Dataset listings of figures
— Begin —
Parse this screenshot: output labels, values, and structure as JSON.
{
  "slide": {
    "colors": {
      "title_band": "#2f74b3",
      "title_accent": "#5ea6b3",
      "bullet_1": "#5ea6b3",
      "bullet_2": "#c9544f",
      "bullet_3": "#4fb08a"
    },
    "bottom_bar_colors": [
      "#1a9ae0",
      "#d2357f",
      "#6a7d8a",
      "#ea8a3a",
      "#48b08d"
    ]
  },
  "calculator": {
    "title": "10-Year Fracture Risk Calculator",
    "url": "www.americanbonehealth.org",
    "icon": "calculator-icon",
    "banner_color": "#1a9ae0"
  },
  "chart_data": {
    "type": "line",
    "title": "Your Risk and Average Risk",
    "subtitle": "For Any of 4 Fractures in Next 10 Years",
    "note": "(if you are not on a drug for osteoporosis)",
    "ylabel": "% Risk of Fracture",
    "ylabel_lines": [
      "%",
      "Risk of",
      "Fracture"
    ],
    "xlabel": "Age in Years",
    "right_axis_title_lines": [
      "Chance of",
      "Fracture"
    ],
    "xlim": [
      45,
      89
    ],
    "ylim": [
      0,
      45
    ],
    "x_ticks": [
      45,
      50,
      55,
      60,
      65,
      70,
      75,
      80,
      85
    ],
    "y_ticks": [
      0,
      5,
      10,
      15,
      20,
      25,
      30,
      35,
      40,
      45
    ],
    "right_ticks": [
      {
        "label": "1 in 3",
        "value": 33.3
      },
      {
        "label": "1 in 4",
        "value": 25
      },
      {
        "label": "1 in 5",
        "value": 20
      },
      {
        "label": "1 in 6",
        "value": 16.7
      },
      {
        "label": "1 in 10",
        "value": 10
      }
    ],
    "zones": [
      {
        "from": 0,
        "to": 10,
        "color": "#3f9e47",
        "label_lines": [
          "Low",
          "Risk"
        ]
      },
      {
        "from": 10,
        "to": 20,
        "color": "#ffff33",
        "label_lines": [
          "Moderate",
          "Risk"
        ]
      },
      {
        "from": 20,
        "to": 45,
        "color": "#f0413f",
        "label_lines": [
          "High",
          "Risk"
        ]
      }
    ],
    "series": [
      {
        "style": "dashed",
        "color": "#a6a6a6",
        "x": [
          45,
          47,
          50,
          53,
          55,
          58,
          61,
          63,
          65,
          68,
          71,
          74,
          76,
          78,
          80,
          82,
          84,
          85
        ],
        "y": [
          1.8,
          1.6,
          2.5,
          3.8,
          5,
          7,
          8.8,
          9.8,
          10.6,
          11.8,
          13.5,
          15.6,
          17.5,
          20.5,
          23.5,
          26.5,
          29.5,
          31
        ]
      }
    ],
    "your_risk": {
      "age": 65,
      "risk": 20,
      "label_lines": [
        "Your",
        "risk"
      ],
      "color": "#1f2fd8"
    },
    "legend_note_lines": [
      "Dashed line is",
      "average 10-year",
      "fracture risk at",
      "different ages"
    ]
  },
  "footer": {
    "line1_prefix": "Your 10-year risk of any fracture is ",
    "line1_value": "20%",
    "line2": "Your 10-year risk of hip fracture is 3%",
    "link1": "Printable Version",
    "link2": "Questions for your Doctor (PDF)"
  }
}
— End —
WHAT YOU WILL DO ▸ Write out all of the records above exactly as they appear.

SOLVED EXERCISE ▸
Parse this screenshot: output labels, values, and structure as JSON.
{
  "slide": {
    "colors": {
      "title_band": "#2f74b3",
      "title_accent": "#5ea6b3",
      "bullet_1": "#5ea6b3",
      "bullet_2": "#c9544f",
      "bullet_3": "#4fb08a"
    },
    "bottom_bar_colors": [
      "#1a9ae0",
      "#d2357f",
      "#6a7d8a",
      "#ea8a3a",
      "#48b08d"
    ]
  },
  "calculator": {
    "title": "10-Year Fracture Risk Calculator",
    "url": "www.americanbonehealth.org",
    "icon": "calculator-icon",
    "banner_color": "#1a9ae0"
  },
  "chart_data": {
    "type": "line",
    "title": "Your Risk and Average Risk",
    "subtitle": "For Any of 4 Fractures in Next 10 Years",
    "note": "(if you are not on a drug for osteoporosis)",
    "ylabel": "% Risk of Fracture",
    "ylabel_lines": [
      "%",
      "Risk of",
      "Fracture"
    ],
    "xlabel": "Age in Years",
    "right_axis_title_lines": [
      "Chance of",
      "Fracture"
    ],
    "xlim": [
      45,
      89
    ],
    "ylim": [
      0,
      45
    ],
    "x_ticks": [
      45,
      50,
      55,
      60,
      65,
      70,
      75,
      80,
      85
    ],
    "y_ticks": [
      0,
      5,
      10,
      15,
      20,
      25,
      30,
      35,
      40,
      45
    ],
    "right_ticks": [
      {
        "label": "1 in 3",
        "value": 33.3
      },
      {
        "label": "1 in 4",
        "value": 25
      },
      {
        "label": "1 in 5",
        "value": 20
      },
      {
        "label": "1 in 6",
        "value": 16.7
      },
      {
        "label": "1 in 10",
        "value": 10
      }
    ],
    "zones": [
      {
        "from": 0,
        "to": 10,
        "color": "#3f9e47",
        "label_lines": [
          "Low",
          "Risk"
        ]
      },
      {
        "from": 10,
        "to": 20,
        "color": "#ffff33",
        "label_lines": [
          "Moderate",
          "Risk"
        ]
      },
      {
        "from": 20,
        "to": 45,
        "color": "#f0413f",
        "label_lines": [
          "High",
          "Risk"
        ]
      }
    ],
    "series": [
      {
        "style": "dashed",
        "color": "#a6a6a6",
        "x": [
          45,
          47,
          50,
          53,
          55,
          58,
          61,
          63,
          65,
          68,
          71,
          74,
          76,
          78,
          80,
          82,
          84,
          85
        ],
        "y": [
          1.8,
          1.6,
          2.5,
          3.8,
          5,
          7,
          8.8,
          9.8,
          10.6,
          11.8,
          13.5,
          15.6,
          17.5,
          20.5,
          23.5,
          26.5,
          29.5,
          31
        ]
      }
    ],
    "your_risk": {
      "age": 65,
      "risk": 20,
      "label_lines": [
        "Your",
        "risk"
      ],
      "color": "#1f2fd8"
    },
    "legend_note_lines": [
      "Dashed line is",
      "average 10-year",
      "fracture risk at",
      "different ages"
    ]
  },
  "footer": {
    "line1_prefix": "Your 10-year risk of any fracture is ",
    "line1_value": "20%",
    "line2": "Your 10-year risk of hip fracture is 3%",
    "link1": "Printable Version",
    "link2": "Questions for your Doctor (PDF)"
  }
}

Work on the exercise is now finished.